• [Stated goal] Look through the material below, count the lines containing the word "Glint", and state only the count.

[Rows from a dataset]

---+---

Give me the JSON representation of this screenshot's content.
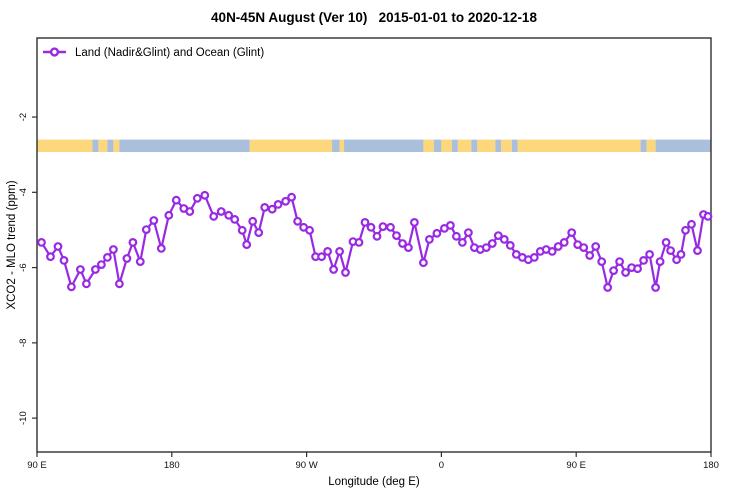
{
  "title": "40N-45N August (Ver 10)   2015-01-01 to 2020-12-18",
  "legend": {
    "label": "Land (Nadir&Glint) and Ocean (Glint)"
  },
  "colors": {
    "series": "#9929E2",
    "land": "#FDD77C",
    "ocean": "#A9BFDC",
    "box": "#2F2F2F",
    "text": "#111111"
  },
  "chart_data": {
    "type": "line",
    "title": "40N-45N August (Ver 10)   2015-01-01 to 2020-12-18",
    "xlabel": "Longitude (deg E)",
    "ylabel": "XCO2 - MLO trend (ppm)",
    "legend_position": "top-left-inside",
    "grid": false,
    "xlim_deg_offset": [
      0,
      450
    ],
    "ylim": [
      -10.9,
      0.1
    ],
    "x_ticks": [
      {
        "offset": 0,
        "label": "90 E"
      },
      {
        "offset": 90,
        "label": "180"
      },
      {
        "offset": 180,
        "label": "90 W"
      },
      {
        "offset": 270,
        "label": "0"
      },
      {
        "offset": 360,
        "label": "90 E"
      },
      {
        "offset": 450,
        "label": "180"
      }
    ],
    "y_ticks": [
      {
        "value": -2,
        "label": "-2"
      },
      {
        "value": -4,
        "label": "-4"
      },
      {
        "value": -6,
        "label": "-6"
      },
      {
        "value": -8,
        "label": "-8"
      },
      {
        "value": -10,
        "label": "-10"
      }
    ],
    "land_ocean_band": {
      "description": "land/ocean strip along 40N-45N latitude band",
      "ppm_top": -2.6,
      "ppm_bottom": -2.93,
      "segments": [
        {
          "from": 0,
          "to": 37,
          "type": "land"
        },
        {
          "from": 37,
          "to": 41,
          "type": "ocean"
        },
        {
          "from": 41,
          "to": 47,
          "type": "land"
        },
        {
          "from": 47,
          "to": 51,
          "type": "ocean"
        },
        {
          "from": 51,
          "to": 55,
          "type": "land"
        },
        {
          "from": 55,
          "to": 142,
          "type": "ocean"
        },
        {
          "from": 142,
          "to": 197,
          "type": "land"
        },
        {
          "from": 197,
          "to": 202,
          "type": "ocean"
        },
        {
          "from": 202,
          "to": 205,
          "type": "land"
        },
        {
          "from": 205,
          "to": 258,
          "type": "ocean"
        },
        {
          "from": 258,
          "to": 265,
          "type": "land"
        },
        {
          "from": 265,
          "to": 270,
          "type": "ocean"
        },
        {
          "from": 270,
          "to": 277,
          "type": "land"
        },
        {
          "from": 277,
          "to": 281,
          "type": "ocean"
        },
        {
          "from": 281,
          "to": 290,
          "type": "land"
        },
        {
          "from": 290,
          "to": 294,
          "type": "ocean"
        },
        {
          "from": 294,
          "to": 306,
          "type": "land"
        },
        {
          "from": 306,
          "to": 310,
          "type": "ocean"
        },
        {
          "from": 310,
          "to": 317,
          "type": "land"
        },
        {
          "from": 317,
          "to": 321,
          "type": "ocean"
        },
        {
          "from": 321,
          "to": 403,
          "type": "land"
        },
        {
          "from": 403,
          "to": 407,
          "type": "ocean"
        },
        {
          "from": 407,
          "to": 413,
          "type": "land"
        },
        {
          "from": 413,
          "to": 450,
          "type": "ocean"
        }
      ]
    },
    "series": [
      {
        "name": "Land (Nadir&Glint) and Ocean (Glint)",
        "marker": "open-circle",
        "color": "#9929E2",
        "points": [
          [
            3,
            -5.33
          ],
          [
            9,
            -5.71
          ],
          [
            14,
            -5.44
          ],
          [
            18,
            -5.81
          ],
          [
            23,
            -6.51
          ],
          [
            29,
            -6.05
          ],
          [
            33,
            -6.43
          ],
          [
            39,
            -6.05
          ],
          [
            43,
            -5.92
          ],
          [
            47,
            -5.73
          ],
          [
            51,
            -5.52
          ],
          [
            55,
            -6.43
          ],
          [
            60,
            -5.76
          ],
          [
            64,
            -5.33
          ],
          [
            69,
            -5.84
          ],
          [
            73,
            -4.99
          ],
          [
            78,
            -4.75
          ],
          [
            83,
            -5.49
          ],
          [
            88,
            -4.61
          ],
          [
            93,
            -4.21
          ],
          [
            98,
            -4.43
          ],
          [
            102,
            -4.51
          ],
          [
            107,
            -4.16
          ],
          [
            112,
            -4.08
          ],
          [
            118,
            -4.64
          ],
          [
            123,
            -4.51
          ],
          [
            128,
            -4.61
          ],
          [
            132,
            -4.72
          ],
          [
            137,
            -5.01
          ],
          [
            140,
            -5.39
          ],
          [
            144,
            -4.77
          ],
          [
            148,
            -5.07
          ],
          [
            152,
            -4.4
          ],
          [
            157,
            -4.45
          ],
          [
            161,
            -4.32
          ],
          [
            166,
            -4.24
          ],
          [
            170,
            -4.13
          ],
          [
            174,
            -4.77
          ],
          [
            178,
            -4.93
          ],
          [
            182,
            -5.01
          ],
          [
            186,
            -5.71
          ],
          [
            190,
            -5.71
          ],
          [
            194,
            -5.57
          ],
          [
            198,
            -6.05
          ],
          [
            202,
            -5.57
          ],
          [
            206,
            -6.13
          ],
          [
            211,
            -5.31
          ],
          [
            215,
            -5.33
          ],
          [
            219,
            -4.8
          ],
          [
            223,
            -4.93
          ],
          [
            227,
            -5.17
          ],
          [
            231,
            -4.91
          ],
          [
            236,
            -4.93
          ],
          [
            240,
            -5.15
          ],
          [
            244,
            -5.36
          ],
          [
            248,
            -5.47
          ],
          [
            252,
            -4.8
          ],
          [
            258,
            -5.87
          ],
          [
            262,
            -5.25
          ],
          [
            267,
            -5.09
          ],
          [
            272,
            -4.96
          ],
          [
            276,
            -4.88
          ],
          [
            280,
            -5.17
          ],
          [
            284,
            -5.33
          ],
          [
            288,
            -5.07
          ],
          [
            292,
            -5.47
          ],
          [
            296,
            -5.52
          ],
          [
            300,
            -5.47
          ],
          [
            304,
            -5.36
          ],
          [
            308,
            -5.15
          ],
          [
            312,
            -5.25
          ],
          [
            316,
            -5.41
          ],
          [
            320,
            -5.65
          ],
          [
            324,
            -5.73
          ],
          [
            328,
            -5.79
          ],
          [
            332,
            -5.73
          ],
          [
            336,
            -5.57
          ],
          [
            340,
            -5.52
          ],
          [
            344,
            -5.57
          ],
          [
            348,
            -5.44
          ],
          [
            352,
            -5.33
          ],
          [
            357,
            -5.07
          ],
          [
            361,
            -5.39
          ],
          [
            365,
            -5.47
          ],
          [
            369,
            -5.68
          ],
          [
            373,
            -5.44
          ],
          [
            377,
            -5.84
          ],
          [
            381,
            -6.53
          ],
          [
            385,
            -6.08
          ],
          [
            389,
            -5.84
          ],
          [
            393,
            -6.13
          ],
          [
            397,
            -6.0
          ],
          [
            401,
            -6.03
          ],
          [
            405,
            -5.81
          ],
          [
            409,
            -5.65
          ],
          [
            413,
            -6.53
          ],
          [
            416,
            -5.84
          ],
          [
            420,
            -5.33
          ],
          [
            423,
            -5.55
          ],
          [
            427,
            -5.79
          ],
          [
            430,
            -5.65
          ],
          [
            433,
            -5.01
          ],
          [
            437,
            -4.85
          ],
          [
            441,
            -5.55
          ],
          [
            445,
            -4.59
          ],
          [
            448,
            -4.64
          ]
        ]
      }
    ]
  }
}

---+---

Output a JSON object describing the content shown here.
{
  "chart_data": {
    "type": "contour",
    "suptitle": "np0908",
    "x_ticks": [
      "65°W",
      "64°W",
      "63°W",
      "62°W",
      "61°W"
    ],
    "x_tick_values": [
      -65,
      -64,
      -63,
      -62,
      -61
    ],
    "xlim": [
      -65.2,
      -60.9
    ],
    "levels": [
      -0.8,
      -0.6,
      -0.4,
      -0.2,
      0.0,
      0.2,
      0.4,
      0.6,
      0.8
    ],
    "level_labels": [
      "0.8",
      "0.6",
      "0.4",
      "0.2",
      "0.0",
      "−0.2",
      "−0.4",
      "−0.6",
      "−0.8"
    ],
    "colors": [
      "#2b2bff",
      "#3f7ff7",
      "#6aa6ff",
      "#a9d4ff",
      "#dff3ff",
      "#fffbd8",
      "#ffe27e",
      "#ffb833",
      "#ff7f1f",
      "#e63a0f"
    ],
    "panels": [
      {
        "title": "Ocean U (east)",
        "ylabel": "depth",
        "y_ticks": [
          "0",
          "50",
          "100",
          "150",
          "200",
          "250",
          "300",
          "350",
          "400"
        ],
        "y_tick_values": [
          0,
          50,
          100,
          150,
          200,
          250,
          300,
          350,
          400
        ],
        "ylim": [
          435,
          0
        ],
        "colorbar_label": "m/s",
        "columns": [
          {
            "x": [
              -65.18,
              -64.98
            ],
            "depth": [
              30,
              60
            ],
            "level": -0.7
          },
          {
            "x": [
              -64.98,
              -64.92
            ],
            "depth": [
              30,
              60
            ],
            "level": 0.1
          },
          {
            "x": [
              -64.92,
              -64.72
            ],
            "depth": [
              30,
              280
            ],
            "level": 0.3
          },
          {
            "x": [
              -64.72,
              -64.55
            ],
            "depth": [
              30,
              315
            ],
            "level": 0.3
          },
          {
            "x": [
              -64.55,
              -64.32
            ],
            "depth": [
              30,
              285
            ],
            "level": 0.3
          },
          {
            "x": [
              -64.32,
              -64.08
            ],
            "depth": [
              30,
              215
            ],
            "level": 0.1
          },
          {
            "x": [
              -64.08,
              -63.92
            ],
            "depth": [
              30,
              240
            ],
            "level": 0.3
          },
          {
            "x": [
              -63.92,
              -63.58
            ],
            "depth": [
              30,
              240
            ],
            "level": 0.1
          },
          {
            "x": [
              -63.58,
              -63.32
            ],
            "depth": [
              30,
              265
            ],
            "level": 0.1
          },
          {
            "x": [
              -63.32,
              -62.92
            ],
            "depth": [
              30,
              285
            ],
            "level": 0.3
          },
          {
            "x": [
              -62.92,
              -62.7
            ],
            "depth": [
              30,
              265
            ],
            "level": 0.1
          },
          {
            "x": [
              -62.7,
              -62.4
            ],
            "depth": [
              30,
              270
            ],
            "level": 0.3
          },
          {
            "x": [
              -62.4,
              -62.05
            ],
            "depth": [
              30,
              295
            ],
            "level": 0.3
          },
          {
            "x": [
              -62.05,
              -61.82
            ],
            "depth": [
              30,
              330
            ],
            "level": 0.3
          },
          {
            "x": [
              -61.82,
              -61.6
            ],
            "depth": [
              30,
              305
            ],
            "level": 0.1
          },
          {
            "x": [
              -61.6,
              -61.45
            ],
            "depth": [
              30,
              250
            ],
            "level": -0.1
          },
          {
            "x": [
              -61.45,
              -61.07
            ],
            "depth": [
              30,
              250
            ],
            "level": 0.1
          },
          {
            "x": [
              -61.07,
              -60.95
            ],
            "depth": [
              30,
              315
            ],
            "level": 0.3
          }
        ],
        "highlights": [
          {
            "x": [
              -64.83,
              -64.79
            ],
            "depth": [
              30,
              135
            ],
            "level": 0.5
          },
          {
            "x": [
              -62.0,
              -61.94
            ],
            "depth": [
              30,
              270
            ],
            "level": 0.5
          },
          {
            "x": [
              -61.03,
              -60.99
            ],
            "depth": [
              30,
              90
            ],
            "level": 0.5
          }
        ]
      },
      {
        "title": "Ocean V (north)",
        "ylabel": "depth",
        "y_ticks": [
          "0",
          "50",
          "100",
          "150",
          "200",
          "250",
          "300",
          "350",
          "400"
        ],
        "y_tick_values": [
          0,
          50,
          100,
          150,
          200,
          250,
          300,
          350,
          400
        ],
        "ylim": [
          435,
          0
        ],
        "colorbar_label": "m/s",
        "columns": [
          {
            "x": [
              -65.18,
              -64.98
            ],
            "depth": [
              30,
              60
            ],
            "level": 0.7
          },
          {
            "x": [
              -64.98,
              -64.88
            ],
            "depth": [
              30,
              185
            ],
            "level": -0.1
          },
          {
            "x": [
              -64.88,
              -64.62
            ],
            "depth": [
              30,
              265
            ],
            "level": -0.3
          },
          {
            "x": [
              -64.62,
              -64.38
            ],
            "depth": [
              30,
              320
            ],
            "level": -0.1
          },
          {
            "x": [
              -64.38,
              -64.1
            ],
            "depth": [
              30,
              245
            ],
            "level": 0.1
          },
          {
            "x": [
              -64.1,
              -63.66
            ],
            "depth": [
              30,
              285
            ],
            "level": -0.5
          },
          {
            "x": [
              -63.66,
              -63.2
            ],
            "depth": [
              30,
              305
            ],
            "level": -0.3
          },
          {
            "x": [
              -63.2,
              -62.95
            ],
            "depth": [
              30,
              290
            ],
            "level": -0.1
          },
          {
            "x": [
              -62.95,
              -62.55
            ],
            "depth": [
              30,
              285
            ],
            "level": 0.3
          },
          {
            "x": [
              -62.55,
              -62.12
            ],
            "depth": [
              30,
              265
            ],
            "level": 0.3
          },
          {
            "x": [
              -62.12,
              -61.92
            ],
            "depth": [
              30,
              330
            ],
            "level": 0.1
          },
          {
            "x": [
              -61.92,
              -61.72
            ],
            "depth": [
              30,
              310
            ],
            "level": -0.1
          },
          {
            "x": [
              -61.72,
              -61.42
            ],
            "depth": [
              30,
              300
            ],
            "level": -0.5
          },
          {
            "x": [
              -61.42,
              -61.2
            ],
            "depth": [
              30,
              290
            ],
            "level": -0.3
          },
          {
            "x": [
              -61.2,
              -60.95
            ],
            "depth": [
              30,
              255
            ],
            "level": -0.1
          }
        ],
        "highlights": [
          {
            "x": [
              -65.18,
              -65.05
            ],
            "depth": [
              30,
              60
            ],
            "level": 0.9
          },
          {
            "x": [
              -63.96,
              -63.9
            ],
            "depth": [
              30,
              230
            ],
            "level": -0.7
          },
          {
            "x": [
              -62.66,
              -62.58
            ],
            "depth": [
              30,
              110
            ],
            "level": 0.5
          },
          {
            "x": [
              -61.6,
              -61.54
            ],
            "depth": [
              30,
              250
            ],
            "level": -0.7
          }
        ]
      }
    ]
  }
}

---+---

• [Finished answer] 2